## Given exercise
Copy the records below exactly as they appear.

## Part of a data file
------------------------------
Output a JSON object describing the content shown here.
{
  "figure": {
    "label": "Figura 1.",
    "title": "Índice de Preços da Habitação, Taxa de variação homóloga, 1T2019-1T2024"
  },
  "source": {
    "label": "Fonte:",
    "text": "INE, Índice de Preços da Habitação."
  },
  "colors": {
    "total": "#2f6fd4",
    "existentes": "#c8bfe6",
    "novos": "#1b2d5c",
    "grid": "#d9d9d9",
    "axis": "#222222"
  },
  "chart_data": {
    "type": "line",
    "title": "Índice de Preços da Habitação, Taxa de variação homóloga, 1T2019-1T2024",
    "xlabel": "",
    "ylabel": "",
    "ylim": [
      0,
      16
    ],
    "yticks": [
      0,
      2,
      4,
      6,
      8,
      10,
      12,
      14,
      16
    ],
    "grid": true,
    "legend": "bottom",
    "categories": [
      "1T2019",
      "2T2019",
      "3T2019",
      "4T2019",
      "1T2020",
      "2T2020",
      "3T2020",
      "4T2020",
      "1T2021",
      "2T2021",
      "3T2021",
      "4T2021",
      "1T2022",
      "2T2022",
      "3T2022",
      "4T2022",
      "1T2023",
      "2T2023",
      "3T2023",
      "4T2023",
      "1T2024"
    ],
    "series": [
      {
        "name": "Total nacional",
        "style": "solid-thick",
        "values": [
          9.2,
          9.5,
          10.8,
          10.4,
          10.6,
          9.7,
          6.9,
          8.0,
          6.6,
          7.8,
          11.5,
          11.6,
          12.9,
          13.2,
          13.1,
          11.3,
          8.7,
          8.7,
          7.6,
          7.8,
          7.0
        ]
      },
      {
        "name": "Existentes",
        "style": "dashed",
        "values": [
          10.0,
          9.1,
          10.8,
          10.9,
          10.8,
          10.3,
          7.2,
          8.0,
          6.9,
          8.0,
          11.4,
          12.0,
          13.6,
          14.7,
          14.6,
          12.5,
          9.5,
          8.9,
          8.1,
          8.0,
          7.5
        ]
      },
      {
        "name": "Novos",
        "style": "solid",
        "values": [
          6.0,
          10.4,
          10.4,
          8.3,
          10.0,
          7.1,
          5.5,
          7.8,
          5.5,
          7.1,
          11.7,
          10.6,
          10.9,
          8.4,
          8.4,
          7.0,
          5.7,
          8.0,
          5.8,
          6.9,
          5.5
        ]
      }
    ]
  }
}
------------------------------
## Right answer
Output a JSON object describing the content shown here.
{
  "figure": {
    "label": "Figura 1.",
    "title": "Índice de Preços da Habitação, Taxa de variação homóloga, 1T2019-1T2024"
  },
  "source": {
    "label": "Fonte:",
    "text": "INE, Índice de Preços da Habitação."
  },
  "colors": {
    "total": "#2f6fd4",
    "existentes": "#c8bfe6",
    "novos": "#1b2d5c",
    "grid": "#d9d9d9",
    "axis": "#222222"
  },
  "chart_data": {
    "type": "line",
    "title": "Índice de Preços da Habitação, Taxa de variação homóloga, 1T2019-1T2024",
    "xlabel": "",
    "ylabel": "",
    "ylim": [
      0,
      16
    ],
    "yticks": [
      0,
      2,
      4,
      6,
      8,
      10,
      12,
      14,
      16
    ],
    "grid": true,
    "legend": "bottom",
    "categories": [
      "1T2019",
      "2T2019",
      "3T2019",
      "4T2019",
      "1T2020",
      "2T2020",
      "3T2020",
      "4T2020",
      "1T2021",
      "2T2021",
      "3T2021",
      "4T2021",
      "1T2022",
      "2T2022",
      "3T2022",
      "4T2022",
      "1T2023",
      "2T2023",
      "3T2023",
      "4T2023",
      "1T2024"
    ],
    "series": [
      {
        "name": "Total nacional",
        "style": "solid-thick",
        "values": [
          9.2,
          9.5,
          10.8,
          10.4,
          10.6,
          9.7,
          6.9,
          8.0,
          6.6,
          7.8,
          11.5,
          11.6,
          12.9,
          13.2,
          13.1,
          11.3,
          8.7,
          8.7,
          7.6,
          7.8,
          7.0
        ]
      },
      {
        "name": "Existentes",
        "style": "dashed",
        "values": [
          10.0,
          9.1,
          10.8,
          10.9,
          10.8,
          10.3,
          7.2,
          8.0,
          6.9,
          8.0,
          11.4,
          12.0,
          13.6,
          14.7,
          14.6,
          12.5,
          9.5,
          8.9,
          8.1,
          8.0,
          7.5
        ]
      },
      {
        "name": "Novos",
        "style": "solid",
        "values": [
          6.0,
          10.4,
          10.4,
          8.3,
          10.0,
          7.1,
          5.5,
          7.8,
          5.5,
          7.1,
          11.7,
          10.6,
          10.9,
          8.4,
          8.4,
          7.0,
          5.7,
          8.0,
          5.8,
          6.9,
          5.5
        ]
      }
    ]
  }
}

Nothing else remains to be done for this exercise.